**WHAT TO WORK ON:** Can you output the material exactly as written, minus any pictures it holds?
>>>>
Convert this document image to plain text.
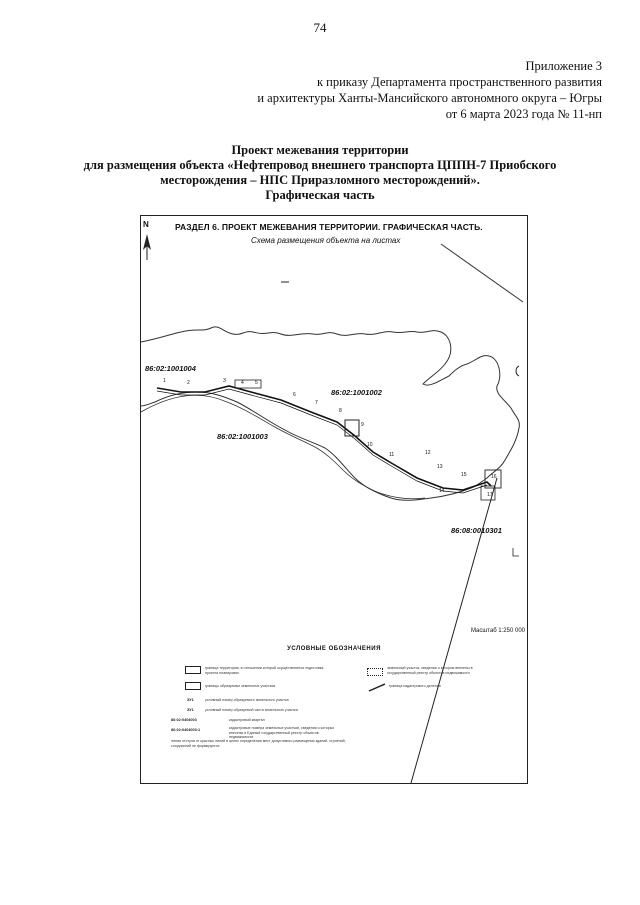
74
Приложение 3
к приказу Департамента пространственного развития
и архитектуры Ханты-Мансийского автономного округа – Югры
от 6 марта 2023 года № 11-нп
Проект межевания территории
для размещения объекта «Нефтепровод внешнего транспорта ЦППН-7 Приобского
месторождения – НПС Приразломного месторождений».
Графическая часть
N	РАЗДЕЛ 6. ПРОЕКТ МЕЖЕВАНИЯ ТЕРРИТОРИИ. ГРАФИЧЕСКАЯ ЧАСТЬ.
Схема размещения объекта на листах
86:02:1001004
86:02:1001002
86:02:1001003
86:08:0010301
1	2	3	4 5
6
7
8
9
10
11	12
13
14
15	16
17
Масштаб 1:250 000
УСЛОВНЫЕ ОБОЗНАЧЕНИЯ
граница территории, в отношении которой осуществляется подготовка проекта планировки
границы образуемых земельных участков
ЗУ1	условный номер образуемого земельного участка
ЗУ1	условный номер образуемой части земельного участка
86:02:0404003	кадастровый квартал
86:02:0404003:1	кадастровые номера земельных участков, сведения о которых внесены в Единый государственный реестр объектов недвижимости
земельный участок, сведения о котором внесены в государственный реестр объектов недвижимости
граница кадастрового деления
линия отступа от красных линий в целях определения мест допустимого размещения зданий, строений, сооружений не формируется
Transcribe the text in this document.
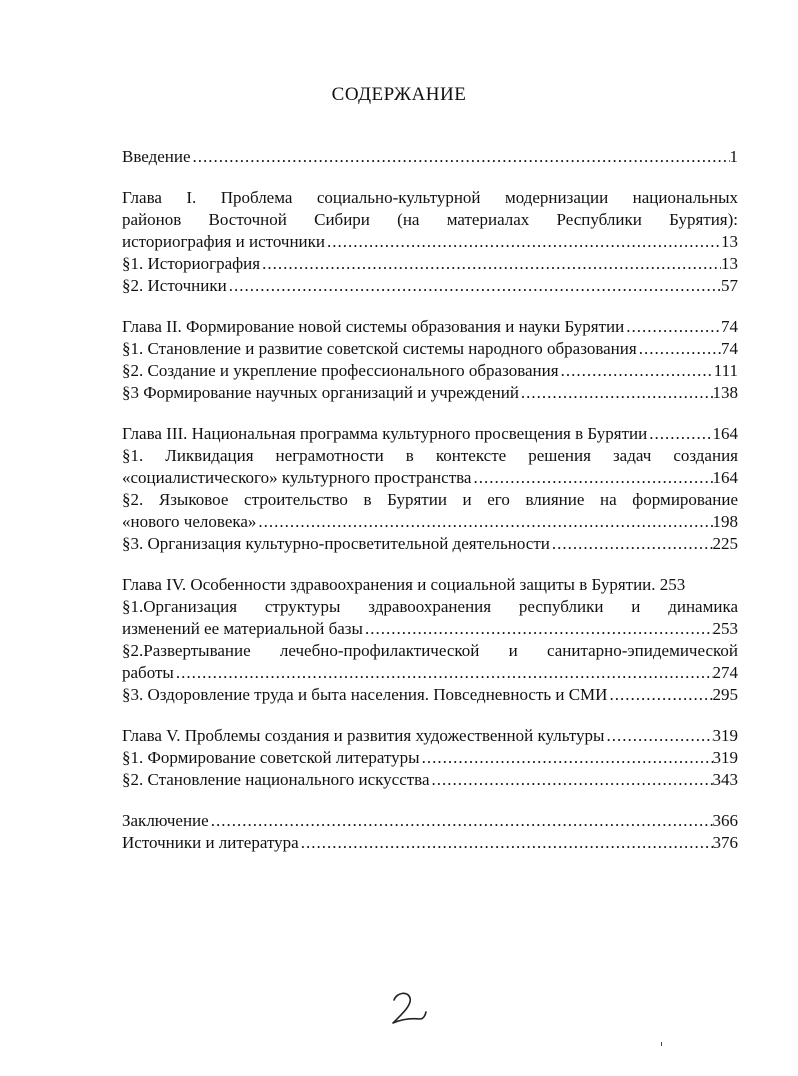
СОДЕРЖАНИЕ
Введение .....	1
Глава I. Проблема социально-культурной модернизации национальных
районов Восточной Сибири (на материалах Республики Бурятия):
историография и источники .....	13
§1. Историография .....	13
§2. Источники .....	57
Глава II. Формирование новой системы образования и науки Бурятии .....	74
§1. Становление и развитие советской системы народного образования .....	74
§2. Создание и укрепление профессионального образования .....	111
§3 Формирование научных организаций и учреждений .....	138
Глава III. Национальная программа культурного просвещения в Бурятии .....	164
§1. Ликвидация неграмотности в контексте решения задач создания
«социалистического» культурного пространства .....	164
§2. Языковое строительство в Бурятии и его влияние на формирование
«нового человека» .....	198
§3. Организация культурно-просветительной деятельности .....	225
Глава IV. Особенности здравоохранения и социальной защиты в Бурятии. 253
§1.Организация структуры здравоохранения республики и динамика
изменений ее материальной базы .....	253
§2.Развертывание лечебно-профилактической и санитарно-эпидемической
работы .....	274
§3. Оздоровление труда и быта населения. Повседневность и СМИ .....	295
Глава V. Проблемы создания и развития художественной культуры .....	319
§1. Формирование советской литературы .....	319
§2. Становление национального искусства .....	343
Заключение .....	366
Источники и литература .....	376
<<<<
**EXERCISE RESPONSE:**
Convert this document image to plain text.
74
Приложение 3
к приказу Департамента пространственного развития
и архитектуры Ханты-Мансийского автономного округа – Югры
от 6 марта 2023 года № 11-нп
Проект межевания территории
для размещения объекта «Нефтепровод внешнего транспорта ЦППН-7 Приобского
месторождения – НПС Приразломного месторождений».
Графическая часть
N	РАЗДЕЛ 6. ПРОЕКТ МЕЖЕВАНИЯ ТЕРРИТОРИИ. ГРАФИЧЕСКАЯ ЧАСТЬ.
Схема размещения объекта на листах
86:02:1001004
86:02:1001002
86:02:1001003
86:08:0010301
1	2	3	4 5
6
7
8
9
10
11	12
13
14
15	16
17
Масштаб 1:250 000
УСЛОВНЫЕ ОБОЗНАЧЕНИЯ
граница территории, в отношении которой осуществляется подготовка проекта планировки
границы образуемых земельных участков
ЗУ1	условный номер образуемого земельного участка
ЗУ1	условный номер образуемой части земельного участка
86:02:0404003	кадастровый квартал
86:02:0404003:1	кадастровые номера земельных участков, сведения о которых внесены в Единый государственный реестр объектов недвижимости
земельный участок, сведения о котором внесены в государственный реестр объектов недвижимости
граница кадастрового деления
линия отступа от красных линий в целях определения мест допустимого размещения зданий, строений, сооружений не формируется
Transcribe the text in this document.
СОДЕРЖАНИЕ
Введение .....	1
Глава I. Проблема социально-культурной модернизации национальных
районов Восточной Сибири (на материалах Республики Бурятия):
историография и источники .....	13
§1. Историография .....	13
§2. Источники .....	57
Глава II. Формирование новой системы образования и науки Бурятии .....	74
§1. Становление и развитие советской системы народного образования .....	74
§2. Создание и укрепление профессионального образования .....	111
§3 Формирование научных организаций и учреждений .....	138
Глава III. Национальная программа культурного просвещения в Бурятии .....	164
§1. Ликвидация неграмотности в контексте решения задач создания
«социалистического» культурного пространства .....	164
§2. Языковое строительство в Бурятии и его влияние на формирование
«нового человека» .....	198
§3. Организация культурно-просветительной деятельности .....	225
Глава IV. Особенности здравоохранения и социальной защиты в Бурятии. 253
§1.Организация структуры здравоохранения республики и динамика
изменений ее материальной базы .....	253
§2.Развертывание лечебно-профилактической и санитарно-эпидемической
работы .....	274
§3. Оздоровление труда и быта населения. Повседневность и СМИ .....	295
Глава V. Проблемы создания и развития художественной культуры .....	319
§1. Формирование советской литературы .....	319
§2. Становление национального искусства .....	343
Заключение .....	366
Источники и литература .....	376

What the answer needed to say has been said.